Each line that holds the word "Prisons" counts once; give the total for the records below and nothing else.
--- begin SUPPLIED MATERIAL ---
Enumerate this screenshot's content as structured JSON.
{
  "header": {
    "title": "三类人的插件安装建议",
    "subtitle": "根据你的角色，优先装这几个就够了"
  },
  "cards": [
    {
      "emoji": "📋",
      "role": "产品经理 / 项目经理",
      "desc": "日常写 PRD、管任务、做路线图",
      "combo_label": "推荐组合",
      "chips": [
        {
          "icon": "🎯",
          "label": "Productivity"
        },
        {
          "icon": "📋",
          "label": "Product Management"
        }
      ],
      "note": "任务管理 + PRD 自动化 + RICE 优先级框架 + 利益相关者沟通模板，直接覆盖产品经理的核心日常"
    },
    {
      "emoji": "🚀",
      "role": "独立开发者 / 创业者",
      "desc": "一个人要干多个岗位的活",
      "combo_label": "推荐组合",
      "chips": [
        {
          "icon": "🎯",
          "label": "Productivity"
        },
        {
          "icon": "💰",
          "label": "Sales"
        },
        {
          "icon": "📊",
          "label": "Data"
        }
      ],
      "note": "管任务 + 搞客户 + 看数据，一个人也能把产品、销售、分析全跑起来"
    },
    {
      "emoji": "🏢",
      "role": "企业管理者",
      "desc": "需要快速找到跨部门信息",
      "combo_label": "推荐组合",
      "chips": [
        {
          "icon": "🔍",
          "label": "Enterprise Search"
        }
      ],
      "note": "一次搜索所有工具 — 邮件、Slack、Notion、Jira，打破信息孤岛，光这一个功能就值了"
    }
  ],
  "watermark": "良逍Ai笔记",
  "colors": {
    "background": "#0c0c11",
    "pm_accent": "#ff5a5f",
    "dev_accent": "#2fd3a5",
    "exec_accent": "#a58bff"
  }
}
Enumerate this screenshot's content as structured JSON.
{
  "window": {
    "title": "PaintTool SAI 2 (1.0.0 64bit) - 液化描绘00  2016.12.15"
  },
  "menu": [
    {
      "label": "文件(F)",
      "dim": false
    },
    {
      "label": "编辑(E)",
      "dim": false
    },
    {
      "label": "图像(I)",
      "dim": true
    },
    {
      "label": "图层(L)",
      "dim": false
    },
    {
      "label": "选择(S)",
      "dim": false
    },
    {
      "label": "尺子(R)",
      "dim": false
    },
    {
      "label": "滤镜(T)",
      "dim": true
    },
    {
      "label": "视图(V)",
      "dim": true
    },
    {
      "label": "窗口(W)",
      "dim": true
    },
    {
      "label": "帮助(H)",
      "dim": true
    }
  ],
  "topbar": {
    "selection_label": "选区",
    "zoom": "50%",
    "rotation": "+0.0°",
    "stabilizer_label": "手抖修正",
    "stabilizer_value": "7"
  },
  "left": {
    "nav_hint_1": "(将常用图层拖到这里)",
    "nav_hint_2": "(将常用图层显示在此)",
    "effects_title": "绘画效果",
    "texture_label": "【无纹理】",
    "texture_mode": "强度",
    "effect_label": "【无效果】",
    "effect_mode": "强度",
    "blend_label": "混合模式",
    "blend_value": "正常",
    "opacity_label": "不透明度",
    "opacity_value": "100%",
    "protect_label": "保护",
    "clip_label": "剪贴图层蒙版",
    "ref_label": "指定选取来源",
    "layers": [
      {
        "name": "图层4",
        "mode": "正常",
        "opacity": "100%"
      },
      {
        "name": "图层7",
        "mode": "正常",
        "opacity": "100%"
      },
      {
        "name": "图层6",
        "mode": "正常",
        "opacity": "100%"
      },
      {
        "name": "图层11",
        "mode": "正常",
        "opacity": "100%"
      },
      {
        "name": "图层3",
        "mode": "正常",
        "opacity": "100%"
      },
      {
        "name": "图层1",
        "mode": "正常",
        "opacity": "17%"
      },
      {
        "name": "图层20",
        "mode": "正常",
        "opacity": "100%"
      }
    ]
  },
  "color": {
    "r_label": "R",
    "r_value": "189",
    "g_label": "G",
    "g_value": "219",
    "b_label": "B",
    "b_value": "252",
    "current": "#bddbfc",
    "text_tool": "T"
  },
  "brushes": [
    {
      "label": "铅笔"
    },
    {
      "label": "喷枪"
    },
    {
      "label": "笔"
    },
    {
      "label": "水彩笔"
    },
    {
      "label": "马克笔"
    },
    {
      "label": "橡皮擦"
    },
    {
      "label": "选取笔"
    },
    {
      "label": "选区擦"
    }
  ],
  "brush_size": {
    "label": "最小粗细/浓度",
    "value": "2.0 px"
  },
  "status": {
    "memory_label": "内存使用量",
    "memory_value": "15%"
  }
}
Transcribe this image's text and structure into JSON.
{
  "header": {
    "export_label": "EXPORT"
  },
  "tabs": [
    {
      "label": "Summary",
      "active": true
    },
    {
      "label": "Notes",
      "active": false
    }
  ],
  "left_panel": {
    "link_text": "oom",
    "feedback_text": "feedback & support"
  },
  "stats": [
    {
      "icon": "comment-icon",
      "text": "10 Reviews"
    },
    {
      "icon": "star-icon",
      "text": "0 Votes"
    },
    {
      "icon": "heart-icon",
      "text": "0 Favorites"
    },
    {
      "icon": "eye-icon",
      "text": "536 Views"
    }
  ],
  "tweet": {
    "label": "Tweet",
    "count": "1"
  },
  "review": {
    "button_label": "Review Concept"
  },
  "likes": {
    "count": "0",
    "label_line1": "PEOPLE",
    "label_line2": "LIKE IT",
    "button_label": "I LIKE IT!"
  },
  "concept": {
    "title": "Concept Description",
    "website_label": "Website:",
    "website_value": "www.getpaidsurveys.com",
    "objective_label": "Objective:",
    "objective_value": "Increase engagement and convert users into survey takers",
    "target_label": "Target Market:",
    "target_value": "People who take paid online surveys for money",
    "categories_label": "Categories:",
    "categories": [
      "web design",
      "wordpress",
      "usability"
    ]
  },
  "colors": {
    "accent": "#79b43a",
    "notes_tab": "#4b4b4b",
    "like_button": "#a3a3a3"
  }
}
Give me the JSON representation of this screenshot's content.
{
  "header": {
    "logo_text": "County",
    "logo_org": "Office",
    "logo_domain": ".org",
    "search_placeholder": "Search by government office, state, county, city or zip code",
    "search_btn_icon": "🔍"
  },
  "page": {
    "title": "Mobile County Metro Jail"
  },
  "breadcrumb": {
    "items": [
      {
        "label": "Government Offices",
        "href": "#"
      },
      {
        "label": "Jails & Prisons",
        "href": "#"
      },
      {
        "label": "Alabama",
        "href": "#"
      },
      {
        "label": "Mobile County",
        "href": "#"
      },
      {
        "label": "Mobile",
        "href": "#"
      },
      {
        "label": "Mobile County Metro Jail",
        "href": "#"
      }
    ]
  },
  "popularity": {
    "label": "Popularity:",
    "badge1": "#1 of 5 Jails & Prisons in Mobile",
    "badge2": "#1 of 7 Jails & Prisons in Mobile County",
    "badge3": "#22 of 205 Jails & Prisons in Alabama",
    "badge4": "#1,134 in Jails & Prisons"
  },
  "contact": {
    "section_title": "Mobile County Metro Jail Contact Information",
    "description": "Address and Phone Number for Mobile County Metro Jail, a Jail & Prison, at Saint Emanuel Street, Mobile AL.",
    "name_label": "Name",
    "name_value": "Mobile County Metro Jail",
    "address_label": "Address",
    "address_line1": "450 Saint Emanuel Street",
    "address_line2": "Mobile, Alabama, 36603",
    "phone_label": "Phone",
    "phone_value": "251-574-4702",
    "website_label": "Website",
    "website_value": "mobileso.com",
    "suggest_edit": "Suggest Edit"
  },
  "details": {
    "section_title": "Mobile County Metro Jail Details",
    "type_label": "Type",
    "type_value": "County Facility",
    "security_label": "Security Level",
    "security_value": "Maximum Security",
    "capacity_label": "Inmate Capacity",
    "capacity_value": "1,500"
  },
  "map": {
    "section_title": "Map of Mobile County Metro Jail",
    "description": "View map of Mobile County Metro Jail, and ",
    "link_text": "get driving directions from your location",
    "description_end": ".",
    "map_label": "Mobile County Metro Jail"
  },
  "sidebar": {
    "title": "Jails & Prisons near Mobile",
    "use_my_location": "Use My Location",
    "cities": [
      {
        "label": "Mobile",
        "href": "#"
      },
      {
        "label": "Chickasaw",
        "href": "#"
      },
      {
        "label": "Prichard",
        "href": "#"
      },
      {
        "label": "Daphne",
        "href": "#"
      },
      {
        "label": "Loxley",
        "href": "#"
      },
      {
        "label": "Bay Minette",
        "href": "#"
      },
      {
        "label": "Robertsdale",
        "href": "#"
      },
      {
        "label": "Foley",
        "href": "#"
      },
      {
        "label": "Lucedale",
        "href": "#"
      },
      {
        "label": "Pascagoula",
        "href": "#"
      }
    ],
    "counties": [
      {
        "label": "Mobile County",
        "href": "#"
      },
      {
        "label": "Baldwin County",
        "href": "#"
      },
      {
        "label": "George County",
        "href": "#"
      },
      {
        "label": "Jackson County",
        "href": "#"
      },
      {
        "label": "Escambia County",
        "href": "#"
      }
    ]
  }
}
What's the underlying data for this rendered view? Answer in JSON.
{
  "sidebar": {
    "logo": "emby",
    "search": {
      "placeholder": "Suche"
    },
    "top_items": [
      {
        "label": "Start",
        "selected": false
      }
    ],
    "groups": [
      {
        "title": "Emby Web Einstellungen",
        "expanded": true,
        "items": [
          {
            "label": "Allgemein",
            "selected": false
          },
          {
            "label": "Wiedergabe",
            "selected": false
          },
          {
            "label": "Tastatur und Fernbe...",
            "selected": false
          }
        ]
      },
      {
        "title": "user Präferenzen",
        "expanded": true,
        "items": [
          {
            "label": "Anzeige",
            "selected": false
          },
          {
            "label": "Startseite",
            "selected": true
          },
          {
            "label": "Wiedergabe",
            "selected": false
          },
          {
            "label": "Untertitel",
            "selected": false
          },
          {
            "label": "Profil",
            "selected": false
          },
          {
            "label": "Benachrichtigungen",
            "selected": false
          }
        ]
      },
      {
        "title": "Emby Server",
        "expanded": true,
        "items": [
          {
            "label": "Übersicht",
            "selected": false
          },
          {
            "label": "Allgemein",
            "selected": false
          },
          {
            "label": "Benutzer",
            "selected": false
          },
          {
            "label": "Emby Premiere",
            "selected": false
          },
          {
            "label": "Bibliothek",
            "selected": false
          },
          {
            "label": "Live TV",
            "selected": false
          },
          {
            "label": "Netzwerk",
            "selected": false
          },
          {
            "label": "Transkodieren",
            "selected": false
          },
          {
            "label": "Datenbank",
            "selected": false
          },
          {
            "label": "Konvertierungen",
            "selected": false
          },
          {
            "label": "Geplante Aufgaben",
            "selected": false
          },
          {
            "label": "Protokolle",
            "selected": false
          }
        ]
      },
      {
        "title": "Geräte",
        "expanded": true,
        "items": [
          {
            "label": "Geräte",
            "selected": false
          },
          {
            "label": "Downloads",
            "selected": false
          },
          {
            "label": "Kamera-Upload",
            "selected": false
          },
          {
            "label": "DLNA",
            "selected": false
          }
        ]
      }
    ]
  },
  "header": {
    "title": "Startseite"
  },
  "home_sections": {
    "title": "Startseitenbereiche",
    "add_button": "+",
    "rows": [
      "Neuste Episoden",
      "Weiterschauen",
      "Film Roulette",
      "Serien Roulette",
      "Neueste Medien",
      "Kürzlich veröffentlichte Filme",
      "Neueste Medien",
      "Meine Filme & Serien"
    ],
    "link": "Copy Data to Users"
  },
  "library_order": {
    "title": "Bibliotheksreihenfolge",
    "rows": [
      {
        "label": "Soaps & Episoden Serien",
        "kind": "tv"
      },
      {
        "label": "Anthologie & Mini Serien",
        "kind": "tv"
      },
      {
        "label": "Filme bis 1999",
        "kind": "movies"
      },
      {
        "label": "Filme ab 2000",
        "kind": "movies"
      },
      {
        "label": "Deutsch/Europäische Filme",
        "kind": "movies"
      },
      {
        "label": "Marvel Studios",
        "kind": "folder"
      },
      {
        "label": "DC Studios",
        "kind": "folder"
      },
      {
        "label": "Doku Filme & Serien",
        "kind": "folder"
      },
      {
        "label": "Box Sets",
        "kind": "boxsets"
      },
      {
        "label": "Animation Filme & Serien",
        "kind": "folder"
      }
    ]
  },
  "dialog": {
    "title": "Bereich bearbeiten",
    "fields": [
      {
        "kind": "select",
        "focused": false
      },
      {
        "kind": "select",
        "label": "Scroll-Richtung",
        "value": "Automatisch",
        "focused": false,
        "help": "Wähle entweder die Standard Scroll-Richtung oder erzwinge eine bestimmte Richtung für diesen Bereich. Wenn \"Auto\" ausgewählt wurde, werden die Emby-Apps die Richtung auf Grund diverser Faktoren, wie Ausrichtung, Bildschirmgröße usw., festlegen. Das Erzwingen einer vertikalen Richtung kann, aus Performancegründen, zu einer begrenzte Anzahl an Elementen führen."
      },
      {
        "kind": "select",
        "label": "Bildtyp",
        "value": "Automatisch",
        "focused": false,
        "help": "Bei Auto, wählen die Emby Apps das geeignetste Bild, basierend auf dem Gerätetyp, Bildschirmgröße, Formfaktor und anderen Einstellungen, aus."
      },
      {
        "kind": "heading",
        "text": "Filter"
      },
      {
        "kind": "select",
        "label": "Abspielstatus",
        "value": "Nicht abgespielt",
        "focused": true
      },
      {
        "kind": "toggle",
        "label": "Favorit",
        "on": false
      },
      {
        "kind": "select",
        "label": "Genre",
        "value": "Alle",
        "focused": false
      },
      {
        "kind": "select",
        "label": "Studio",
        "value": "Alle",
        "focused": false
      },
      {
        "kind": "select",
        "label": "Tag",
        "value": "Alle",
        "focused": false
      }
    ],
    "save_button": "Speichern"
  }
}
--- end SUPPLIED MATERIAL ---
# PROBLEM SOLUTION
6